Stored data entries
——————————
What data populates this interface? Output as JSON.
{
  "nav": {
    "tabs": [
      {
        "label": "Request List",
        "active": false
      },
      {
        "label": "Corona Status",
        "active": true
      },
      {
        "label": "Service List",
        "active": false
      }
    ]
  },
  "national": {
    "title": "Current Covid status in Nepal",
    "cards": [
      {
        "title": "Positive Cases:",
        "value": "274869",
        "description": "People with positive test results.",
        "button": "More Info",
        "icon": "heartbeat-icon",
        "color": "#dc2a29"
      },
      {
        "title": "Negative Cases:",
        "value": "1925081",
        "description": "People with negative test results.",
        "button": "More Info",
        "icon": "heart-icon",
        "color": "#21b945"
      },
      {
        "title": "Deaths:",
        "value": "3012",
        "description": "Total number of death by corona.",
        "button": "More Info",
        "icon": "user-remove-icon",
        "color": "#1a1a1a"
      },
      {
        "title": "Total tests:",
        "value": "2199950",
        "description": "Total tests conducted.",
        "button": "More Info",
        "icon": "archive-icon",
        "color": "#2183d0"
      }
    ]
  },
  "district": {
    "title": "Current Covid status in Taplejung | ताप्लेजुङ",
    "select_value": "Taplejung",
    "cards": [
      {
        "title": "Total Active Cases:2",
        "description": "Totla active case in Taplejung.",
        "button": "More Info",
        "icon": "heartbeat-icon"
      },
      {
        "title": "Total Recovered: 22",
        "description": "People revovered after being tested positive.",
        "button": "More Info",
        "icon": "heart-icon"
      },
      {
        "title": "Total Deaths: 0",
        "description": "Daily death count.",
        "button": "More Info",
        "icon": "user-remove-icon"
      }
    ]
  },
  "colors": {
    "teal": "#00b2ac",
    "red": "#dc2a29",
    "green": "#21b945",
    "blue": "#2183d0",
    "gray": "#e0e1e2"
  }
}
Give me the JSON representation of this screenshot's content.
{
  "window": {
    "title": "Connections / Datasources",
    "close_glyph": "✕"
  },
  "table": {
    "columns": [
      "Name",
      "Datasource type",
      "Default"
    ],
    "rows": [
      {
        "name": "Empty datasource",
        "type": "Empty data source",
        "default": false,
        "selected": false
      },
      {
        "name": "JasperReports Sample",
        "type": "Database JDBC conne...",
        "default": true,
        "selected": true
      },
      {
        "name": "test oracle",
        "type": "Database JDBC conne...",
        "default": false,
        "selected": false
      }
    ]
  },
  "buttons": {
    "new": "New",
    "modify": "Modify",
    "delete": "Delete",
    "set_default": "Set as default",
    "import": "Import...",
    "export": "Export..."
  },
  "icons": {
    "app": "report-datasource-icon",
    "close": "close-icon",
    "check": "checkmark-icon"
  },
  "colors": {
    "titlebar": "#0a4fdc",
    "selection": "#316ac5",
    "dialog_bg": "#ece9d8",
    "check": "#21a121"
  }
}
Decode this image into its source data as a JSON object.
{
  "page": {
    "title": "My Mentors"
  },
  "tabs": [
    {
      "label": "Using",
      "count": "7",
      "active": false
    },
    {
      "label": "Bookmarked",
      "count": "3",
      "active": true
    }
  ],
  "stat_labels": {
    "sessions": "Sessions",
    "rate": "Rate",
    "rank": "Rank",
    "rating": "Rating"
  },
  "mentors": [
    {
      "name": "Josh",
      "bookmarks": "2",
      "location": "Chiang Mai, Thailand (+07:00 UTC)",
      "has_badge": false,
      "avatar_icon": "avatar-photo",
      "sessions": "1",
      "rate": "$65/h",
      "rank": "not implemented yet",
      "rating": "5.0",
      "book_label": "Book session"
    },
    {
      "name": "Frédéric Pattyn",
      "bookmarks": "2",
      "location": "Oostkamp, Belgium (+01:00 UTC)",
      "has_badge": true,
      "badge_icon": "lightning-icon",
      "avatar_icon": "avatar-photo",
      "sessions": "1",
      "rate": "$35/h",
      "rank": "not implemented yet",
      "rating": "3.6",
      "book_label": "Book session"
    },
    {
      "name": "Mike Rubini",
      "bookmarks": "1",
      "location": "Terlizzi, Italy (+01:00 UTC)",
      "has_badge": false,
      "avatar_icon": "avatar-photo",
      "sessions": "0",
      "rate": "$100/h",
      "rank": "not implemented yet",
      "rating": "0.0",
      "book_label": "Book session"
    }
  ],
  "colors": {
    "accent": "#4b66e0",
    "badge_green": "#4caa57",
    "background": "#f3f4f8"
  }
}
——————————
*OBJECTIVE:* Select every line of the records holding the string "with".

*RIGHT ANSWER:*
        "description": "People with positive test results.",
        "description": "People with negative test results.",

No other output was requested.